▶ _Exercise_
Locate every line below that contains the word "name" and copy it.
★ ★ ★ ★ ★ ★ ★
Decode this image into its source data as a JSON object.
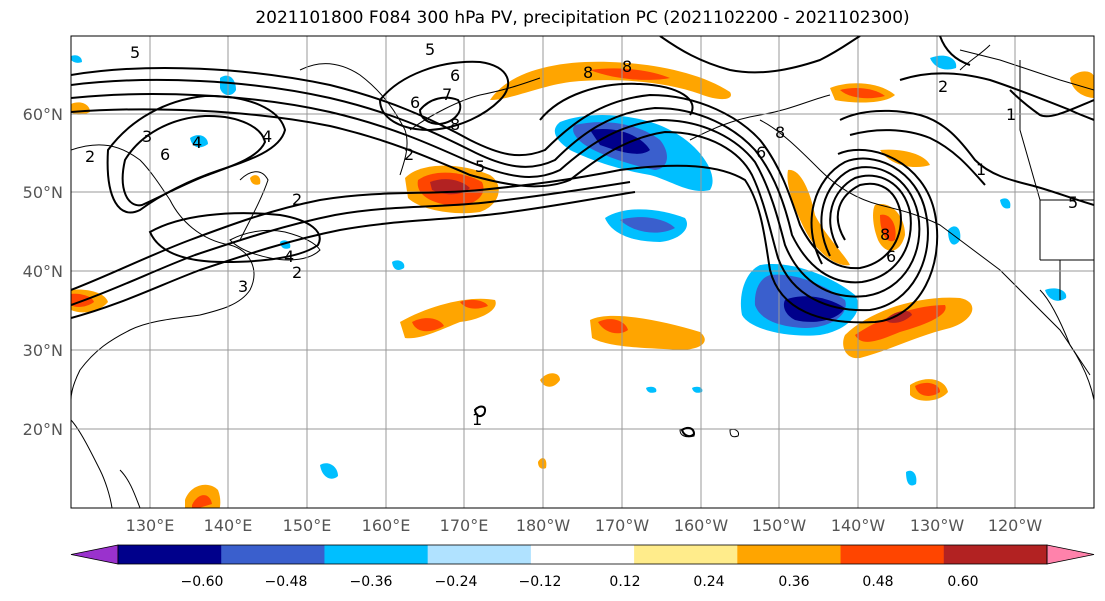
{
  "title": "2021101800 F084 300 hPa PV, precipitation PC (2021102200 - 2021102300)",
  "lat_labels": [
    "60°N",
    "50°N",
    "40°N",
    "30°N",
    "20°N"
  ],
  "lon_labels": [
    "130°E",
    "140°E",
    "150°E",
    "160°E",
    "170°E",
    "180°W",
    "170°W",
    "160°W",
    "150°W",
    "140°W",
    "130°W",
    "120°W"
  ],
  "colorbar": {
    "colors": [
      "#9a32cd",
      "#00008b",
      "#3a5fcd",
      "#00bfff",
      "#b0e2ff",
      "#ffffff",
      "#ffec8b",
      "#ffa500",
      "#ff4500",
      "#b22222",
      "#ff82ab"
    ],
    "tick_labels": [
      "−0.60",
      "−0.48",
      "−0.36",
      "−0.24",
      "−0.12",
      "0.12",
      "0.24",
      "0.36",
      "0.48",
      "0.60"
    ]
  },
  "contour_labels": [
    "5",
    "6",
    "7",
    "8",
    "5",
    "2",
    "4",
    "6",
    "2",
    "4",
    "3",
    "2",
    "4",
    "3",
    "2",
    "5",
    "8",
    "6",
    "8",
    "8",
    "6",
    "2",
    "1",
    "1",
    "1",
    "8",
    "6",
    "5"
  ]
}
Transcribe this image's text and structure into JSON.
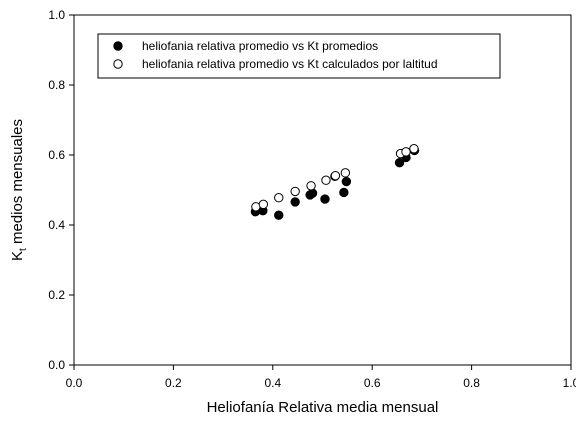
{
  "chart_data": {
    "type": "scatter",
    "xlabel": "Heliofanía Relativa media mensual",
    "ylabel": {
      "main": "K",
      "sub": "t",
      "rest": " medios mensuales"
    },
    "xlim": [
      0.0,
      1.0
    ],
    "ylim": [
      0.0,
      1.0
    ],
    "xticks": [
      "0.0",
      "0.2",
      "0.4",
      "0.6",
      "0.8",
      "1.0"
    ],
    "yticks": [
      "0.0",
      "0.2",
      "0.4",
      "0.6",
      "0.8",
      "1.0"
    ],
    "grid": false,
    "legend_position": "top-left",
    "series": [
      {
        "name": "heliofania relativa promedio vs Kt promedios",
        "marker": "filled-circle",
        "color": "#000000",
        "points": [
          [
            0.365,
            0.438
          ],
          [
            0.38,
            0.441
          ],
          [
            0.412,
            0.428
          ],
          [
            0.445,
            0.466
          ],
          [
            0.475,
            0.486
          ],
          [
            0.48,
            0.491
          ],
          [
            0.505,
            0.474
          ],
          [
            0.525,
            0.539
          ],
          [
            0.543,
            0.493
          ],
          [
            0.548,
            0.524
          ],
          [
            0.655,
            0.578
          ],
          [
            0.668,
            0.593
          ],
          [
            0.685,
            0.613
          ]
        ]
      },
      {
        "name": "heliofania relativa promedio vs Kt calculados por laltitud",
        "marker": "open-circle",
        "color": "#000000",
        "points": [
          [
            0.366,
            0.452
          ],
          [
            0.381,
            0.459
          ],
          [
            0.412,
            0.478
          ],
          [
            0.445,
            0.496
          ],
          [
            0.477,
            0.512
          ],
          [
            0.507,
            0.528
          ],
          [
            0.526,
            0.541
          ],
          [
            0.546,
            0.549
          ],
          [
            0.657,
            0.604
          ],
          [
            0.668,
            0.609
          ],
          [
            0.684,
            0.618
          ]
        ]
      }
    ]
  }
}
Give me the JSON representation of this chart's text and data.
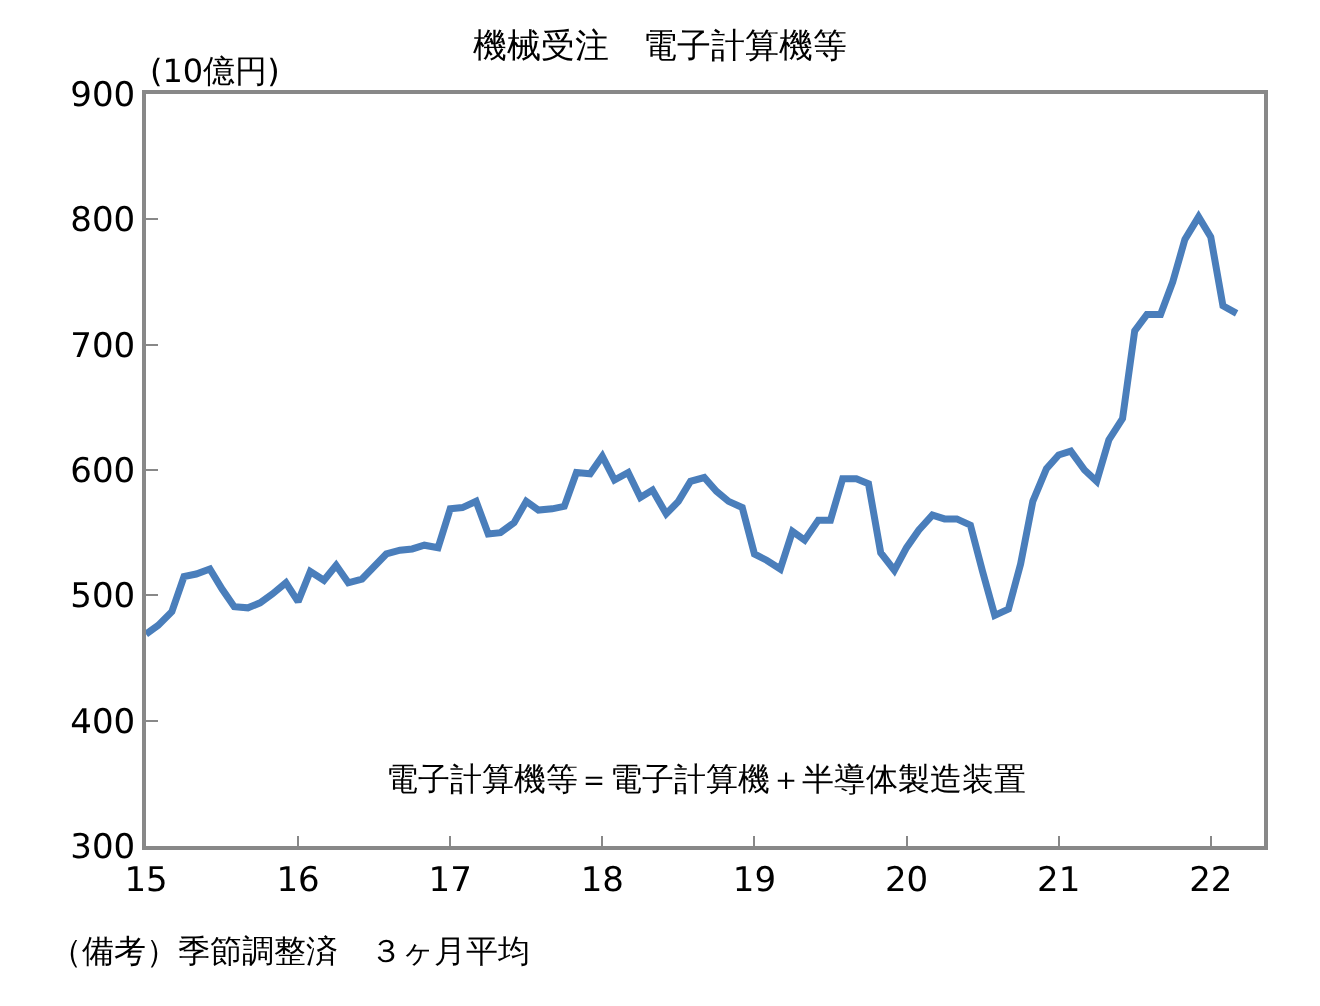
{
  "chart_data": {
    "type": "line",
    "title": "機械受注　電子計算機等",
    "ylabel": "(10億円)",
    "annotations": [
      "電子計算機等＝電子計算機＋半導体製造装置",
      "（備考）季節調整済　３ヶ月平均"
    ],
    "x": [
      15.0,
      15.08,
      15.17,
      15.25,
      15.33,
      15.42,
      15.5,
      15.58,
      15.67,
      15.75,
      15.83,
      15.92,
      16.0,
      16.08,
      16.17,
      16.25,
      16.33,
      16.42,
      16.5,
      16.58,
      16.67,
      16.75,
      16.83,
      16.92,
      17.0,
      17.08,
      17.17,
      17.25,
      17.33,
      17.42,
      17.5,
      17.58,
      17.67,
      17.75,
      17.83,
      17.92,
      18.0,
      18.08,
      18.17,
      18.25,
      18.33,
      18.42,
      18.5,
      18.58,
      18.67,
      18.75,
      18.83,
      18.92,
      19.0,
      19.08,
      19.17,
      19.25,
      19.33,
      19.42,
      19.5,
      19.58,
      19.67,
      19.75,
      19.83,
      19.92,
      20.0,
      20.08,
      20.17,
      20.25,
      20.33,
      20.42,
      20.5,
      20.58,
      20.67,
      20.75,
      20.83,
      20.92,
      21.0,
      21.08,
      21.17,
      21.25,
      21.33,
      21.42,
      21.5,
      21.58,
      21.67,
      21.75,
      21.83,
      21.92,
      22.0,
      22.08,
      22.17
    ],
    "series": [
      {
        "color": "#4a7ebb",
        "values": [
          469,
          476,
          487,
          515,
          517,
          521,
          505,
          491,
          490,
          494,
          501,
          510,
          495,
          519,
          512,
          524,
          510,
          513,
          523,
          533,
          536,
          537,
          540,
          538,
          569,
          570,
          575,
          549,
          550,
          558,
          575,
          568,
          569,
          571,
          598,
          597,
          611,
          592,
          598,
          578,
          584,
          565,
          575,
          591,
          594,
          583,
          575,
          570,
          533,
          528,
          521,
          551,
          544,
          560,
          560,
          593,
          593,
          589,
          534,
          520,
          538,
          552,
          564,
          561,
          561,
          556,
          519,
          484,
          489,
          525,
          575,
          601,
          612,
          615,
          600,
          591,
          624,
          641,
          711,
          724,
          724,
          750,
          784,
          802,
          786,
          731,
          725
        ]
      }
    ],
    "xlim": [
      15,
      22.35
    ],
    "xticks": [
      15,
      16,
      17,
      18,
      19,
      20,
      21,
      22
    ],
    "ylim": [
      300,
      900
    ],
    "yticks": [
      300,
      400,
      500,
      600,
      700,
      800,
      900
    ],
    "grid": false,
    "marker": "none",
    "line_style": "solid"
  }
}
★ ★ ★ ★ ★ ★ ★
▶ _The answer_
        "name": "heliofania relativa promedio vs Kt promedios",
        "name": "heliofania relativa promedio vs Kt calculados por laltitud",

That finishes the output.